__Aim__
Your reply should be one number: the count of lines holding the word "Clean".

= = = = =

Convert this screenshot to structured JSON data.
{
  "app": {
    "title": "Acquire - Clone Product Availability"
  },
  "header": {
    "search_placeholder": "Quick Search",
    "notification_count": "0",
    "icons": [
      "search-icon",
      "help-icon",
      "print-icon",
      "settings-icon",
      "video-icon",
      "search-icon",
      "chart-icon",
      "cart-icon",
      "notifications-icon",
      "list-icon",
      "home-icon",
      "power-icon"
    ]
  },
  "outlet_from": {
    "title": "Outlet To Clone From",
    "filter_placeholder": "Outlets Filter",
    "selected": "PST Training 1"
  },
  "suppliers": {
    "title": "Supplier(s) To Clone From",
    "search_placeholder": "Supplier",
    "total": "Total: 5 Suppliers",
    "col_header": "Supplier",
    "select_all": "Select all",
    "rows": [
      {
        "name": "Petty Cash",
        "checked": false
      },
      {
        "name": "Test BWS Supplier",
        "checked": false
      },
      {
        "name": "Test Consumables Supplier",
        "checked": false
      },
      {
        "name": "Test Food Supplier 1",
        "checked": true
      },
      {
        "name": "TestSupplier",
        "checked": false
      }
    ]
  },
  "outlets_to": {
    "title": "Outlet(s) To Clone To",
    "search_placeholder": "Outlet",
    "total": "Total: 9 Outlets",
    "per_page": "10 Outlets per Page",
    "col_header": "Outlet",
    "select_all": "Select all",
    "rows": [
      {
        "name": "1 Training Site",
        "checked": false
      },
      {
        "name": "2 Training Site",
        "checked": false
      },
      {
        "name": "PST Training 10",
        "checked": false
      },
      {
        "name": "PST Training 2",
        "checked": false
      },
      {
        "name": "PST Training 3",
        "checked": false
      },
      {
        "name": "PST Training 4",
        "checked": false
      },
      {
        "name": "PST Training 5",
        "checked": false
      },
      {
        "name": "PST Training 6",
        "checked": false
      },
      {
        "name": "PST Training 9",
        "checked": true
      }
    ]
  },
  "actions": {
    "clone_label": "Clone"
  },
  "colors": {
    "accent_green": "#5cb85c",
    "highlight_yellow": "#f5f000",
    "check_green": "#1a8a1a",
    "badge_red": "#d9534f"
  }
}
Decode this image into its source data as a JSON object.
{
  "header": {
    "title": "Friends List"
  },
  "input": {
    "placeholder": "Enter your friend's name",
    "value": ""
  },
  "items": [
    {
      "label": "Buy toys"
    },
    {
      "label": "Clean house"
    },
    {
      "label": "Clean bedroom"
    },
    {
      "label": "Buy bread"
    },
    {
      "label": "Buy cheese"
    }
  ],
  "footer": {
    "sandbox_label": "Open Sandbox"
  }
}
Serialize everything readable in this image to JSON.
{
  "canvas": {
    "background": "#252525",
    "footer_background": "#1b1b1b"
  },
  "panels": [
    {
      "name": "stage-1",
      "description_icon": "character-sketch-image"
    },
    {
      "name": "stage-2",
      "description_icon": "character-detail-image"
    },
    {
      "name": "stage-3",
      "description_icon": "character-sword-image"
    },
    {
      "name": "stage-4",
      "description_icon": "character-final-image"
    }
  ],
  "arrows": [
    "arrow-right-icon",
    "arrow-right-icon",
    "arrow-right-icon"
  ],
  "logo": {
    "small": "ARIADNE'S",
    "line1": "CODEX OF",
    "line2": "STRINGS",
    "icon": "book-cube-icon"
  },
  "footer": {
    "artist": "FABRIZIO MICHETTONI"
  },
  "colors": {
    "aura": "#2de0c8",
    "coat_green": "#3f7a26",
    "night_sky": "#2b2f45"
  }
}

= = = = =

__Result of the task__
2